Only the number is wanted: how many lines contain the string "Legal"?

-=-=-=-=-

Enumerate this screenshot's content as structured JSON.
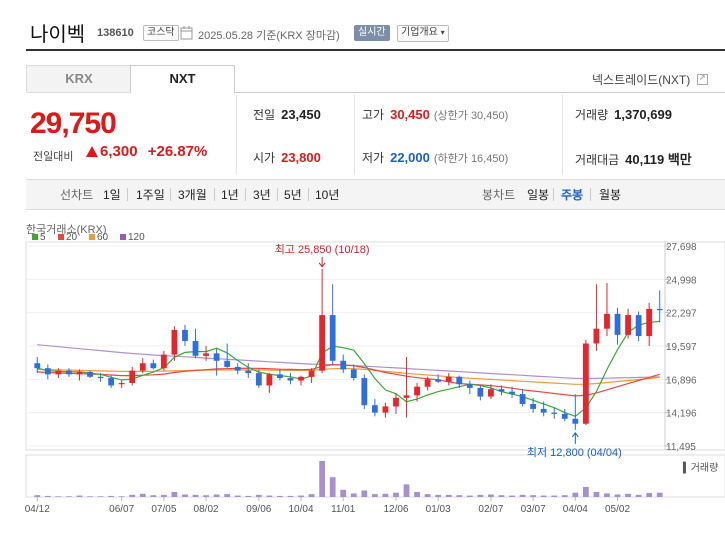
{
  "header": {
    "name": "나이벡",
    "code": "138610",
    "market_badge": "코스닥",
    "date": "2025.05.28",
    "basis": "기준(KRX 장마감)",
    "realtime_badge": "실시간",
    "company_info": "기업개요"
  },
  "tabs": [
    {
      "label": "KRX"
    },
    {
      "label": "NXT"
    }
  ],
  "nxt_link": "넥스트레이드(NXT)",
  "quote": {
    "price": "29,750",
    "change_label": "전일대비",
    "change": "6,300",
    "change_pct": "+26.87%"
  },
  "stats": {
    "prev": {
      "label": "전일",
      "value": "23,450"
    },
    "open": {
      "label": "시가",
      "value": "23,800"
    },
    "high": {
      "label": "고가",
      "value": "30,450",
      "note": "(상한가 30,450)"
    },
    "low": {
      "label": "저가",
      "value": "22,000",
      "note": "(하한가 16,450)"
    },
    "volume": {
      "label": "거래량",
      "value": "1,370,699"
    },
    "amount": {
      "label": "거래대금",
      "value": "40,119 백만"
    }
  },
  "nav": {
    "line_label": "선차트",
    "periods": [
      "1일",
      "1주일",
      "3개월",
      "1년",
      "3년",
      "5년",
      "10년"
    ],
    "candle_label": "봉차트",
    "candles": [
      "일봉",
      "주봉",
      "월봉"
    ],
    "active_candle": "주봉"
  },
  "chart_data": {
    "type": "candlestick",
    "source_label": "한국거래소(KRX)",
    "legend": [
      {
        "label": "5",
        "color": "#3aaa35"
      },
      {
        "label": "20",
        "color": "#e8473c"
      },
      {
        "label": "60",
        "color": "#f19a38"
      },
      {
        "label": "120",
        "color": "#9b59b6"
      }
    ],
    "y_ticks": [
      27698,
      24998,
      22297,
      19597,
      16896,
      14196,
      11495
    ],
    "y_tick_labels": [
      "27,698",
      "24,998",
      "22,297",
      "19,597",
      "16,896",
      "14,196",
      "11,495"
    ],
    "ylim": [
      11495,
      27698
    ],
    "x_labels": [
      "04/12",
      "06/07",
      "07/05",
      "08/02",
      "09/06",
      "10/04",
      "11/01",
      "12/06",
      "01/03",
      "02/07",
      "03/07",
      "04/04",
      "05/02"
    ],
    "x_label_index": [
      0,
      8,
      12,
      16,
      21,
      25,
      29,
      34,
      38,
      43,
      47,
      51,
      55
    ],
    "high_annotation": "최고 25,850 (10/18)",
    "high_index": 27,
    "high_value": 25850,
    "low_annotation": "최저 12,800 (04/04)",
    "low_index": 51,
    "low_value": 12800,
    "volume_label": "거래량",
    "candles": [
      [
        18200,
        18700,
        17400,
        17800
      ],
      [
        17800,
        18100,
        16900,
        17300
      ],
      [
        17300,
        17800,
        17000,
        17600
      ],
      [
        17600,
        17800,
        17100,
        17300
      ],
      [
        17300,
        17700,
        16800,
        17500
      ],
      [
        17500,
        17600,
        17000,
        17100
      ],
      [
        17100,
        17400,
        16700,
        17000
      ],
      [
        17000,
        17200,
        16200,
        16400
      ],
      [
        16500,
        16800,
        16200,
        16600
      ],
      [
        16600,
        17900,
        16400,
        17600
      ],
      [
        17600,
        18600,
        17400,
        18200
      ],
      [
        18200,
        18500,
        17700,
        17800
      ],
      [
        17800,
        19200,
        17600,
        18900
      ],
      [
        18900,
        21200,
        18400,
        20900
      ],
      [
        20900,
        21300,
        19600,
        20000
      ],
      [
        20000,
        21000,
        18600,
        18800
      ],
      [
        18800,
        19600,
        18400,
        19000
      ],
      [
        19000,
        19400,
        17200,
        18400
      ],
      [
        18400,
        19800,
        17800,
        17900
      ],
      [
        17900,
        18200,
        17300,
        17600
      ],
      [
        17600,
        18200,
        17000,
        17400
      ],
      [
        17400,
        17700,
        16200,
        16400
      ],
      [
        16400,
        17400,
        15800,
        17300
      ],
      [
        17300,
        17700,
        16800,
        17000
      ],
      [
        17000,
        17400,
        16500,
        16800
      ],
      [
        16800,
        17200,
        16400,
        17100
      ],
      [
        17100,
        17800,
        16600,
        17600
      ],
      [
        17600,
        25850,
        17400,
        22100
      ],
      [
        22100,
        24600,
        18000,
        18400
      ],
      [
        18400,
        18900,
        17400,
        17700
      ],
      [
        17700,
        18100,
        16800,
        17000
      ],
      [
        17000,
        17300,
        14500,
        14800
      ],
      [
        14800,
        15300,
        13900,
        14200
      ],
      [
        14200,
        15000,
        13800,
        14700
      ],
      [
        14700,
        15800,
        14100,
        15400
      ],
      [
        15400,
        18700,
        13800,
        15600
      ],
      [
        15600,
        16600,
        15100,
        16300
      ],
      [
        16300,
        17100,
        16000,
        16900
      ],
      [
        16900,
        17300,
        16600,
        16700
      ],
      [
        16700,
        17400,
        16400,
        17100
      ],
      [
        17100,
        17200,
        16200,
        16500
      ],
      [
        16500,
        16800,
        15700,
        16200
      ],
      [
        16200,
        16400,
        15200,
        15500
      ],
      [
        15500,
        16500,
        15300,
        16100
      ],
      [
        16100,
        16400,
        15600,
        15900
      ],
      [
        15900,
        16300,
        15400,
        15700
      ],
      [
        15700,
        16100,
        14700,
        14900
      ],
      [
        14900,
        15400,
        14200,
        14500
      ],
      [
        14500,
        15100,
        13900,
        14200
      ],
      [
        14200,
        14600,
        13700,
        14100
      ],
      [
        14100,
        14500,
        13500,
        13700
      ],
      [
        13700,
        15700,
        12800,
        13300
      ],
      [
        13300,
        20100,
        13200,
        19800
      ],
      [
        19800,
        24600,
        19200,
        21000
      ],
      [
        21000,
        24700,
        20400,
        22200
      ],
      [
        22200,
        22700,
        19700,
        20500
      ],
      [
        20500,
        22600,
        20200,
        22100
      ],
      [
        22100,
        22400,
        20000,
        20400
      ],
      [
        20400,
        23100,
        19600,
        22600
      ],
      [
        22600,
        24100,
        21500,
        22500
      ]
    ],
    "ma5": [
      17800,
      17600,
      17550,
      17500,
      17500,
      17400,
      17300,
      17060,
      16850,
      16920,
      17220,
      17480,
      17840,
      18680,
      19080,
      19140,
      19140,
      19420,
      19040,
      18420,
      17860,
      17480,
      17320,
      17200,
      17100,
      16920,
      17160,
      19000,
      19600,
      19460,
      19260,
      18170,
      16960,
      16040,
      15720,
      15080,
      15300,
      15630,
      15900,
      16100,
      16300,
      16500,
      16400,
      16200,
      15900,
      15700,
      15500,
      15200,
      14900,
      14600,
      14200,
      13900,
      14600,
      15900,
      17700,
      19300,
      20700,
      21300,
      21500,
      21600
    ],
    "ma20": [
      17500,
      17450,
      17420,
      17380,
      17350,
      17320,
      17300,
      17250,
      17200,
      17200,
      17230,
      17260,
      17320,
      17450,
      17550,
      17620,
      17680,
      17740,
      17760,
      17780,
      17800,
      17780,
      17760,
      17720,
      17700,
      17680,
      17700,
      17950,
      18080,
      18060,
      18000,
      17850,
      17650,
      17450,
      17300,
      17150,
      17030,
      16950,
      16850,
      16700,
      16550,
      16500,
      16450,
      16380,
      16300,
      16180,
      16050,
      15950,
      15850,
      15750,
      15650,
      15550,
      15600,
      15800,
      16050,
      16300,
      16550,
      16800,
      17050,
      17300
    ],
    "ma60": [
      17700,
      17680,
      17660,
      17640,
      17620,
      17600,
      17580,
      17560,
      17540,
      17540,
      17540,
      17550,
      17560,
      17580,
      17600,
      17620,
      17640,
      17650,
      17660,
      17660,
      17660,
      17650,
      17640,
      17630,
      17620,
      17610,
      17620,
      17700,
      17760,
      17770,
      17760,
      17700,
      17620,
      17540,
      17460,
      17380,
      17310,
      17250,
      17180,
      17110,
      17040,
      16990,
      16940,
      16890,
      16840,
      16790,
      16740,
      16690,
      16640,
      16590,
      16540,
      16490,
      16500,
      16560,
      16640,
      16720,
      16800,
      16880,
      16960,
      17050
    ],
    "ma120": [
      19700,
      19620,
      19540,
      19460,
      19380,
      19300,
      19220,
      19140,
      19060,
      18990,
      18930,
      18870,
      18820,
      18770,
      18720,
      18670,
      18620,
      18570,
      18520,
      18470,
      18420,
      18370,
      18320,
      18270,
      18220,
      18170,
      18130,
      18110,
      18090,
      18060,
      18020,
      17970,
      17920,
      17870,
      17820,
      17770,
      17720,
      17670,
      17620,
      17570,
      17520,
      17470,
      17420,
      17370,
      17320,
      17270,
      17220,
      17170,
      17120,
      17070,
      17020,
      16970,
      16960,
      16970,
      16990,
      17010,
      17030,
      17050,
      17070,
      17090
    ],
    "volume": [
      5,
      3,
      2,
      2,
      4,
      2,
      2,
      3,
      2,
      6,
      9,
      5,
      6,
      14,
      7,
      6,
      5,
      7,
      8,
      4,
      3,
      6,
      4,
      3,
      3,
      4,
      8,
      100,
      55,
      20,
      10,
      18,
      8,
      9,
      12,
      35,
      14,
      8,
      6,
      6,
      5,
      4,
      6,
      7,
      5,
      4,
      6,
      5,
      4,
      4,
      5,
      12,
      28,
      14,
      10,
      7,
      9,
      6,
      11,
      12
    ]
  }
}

-=-=-=-=-

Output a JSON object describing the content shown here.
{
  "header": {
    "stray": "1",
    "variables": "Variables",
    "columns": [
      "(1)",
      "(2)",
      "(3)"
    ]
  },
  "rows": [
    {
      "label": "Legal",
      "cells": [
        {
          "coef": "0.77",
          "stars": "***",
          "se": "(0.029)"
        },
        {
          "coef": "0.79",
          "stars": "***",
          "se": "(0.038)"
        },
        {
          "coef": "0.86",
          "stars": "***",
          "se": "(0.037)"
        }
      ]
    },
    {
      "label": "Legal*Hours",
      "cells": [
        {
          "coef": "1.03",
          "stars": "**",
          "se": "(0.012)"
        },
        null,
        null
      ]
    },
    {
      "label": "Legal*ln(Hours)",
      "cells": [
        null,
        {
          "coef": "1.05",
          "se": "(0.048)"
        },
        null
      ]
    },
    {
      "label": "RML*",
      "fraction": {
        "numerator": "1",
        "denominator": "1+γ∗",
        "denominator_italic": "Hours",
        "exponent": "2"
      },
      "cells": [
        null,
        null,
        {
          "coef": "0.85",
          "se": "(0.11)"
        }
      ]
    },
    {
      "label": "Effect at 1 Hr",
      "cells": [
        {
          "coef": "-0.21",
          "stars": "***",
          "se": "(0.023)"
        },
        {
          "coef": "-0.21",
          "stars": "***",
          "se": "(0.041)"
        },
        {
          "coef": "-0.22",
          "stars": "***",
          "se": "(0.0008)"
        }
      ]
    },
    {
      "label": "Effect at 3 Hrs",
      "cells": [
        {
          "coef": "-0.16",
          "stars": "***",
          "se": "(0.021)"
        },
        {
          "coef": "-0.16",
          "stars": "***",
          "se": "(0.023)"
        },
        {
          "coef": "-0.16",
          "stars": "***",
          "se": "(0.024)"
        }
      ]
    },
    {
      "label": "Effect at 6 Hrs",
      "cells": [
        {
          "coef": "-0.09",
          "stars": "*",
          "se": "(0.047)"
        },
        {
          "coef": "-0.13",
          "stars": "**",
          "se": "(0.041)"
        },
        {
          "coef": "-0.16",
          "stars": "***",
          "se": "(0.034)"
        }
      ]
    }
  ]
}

-=-=-=-=-

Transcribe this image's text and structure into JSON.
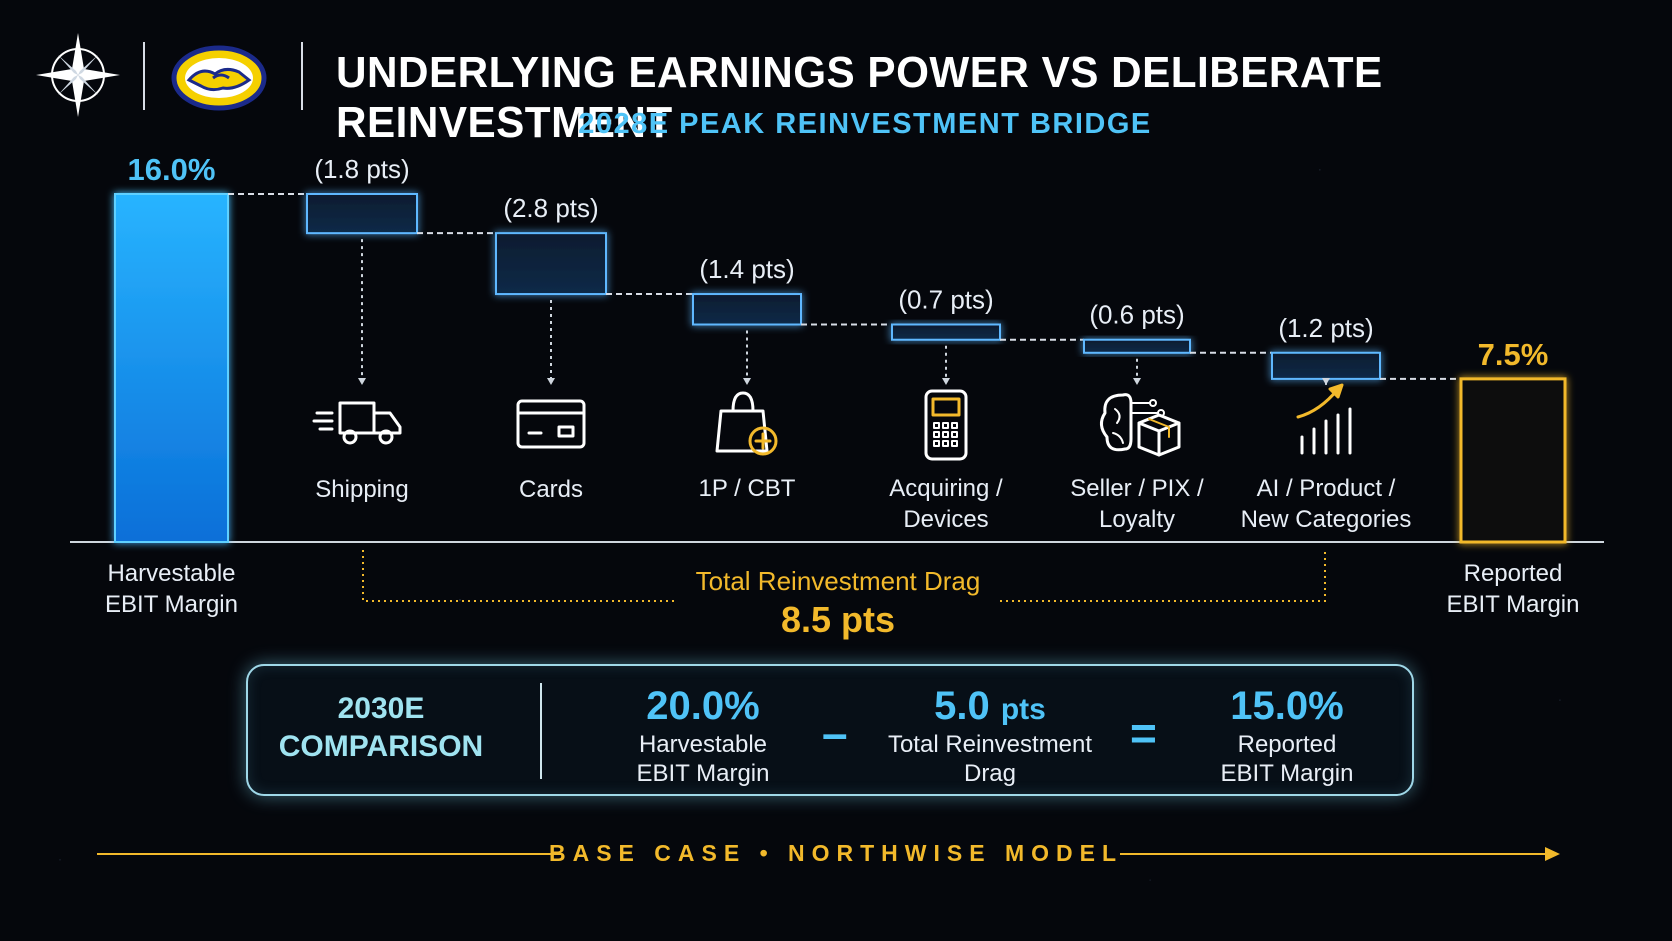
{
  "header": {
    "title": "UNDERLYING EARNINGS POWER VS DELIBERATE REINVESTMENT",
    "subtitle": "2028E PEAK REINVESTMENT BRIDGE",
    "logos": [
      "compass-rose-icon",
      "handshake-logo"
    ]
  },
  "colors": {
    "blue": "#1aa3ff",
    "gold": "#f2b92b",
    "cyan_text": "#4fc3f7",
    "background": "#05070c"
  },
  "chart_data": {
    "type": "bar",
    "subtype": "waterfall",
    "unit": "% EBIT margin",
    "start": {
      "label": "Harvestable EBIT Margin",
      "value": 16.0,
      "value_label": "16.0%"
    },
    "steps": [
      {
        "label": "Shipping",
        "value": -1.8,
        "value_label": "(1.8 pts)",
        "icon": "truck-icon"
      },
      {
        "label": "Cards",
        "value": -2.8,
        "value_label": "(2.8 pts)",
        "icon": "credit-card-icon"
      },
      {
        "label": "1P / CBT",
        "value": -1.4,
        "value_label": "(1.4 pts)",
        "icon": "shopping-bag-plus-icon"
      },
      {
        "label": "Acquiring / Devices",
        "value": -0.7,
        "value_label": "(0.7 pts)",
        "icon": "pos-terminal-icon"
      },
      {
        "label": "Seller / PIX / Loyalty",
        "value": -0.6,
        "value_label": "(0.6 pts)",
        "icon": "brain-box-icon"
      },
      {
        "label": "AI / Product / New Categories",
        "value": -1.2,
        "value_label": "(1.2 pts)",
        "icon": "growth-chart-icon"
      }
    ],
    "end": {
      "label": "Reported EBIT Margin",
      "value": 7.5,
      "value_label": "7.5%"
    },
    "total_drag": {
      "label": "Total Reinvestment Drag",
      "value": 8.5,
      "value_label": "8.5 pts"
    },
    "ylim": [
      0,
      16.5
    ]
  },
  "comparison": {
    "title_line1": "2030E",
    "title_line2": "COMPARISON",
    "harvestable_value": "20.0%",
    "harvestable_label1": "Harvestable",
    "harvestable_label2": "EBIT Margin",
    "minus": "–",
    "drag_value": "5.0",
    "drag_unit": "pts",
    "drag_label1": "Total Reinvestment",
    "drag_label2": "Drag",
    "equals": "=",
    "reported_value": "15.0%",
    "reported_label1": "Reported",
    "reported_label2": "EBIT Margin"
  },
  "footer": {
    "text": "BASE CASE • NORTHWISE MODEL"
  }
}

-=-=-=-=-

REPLY:
3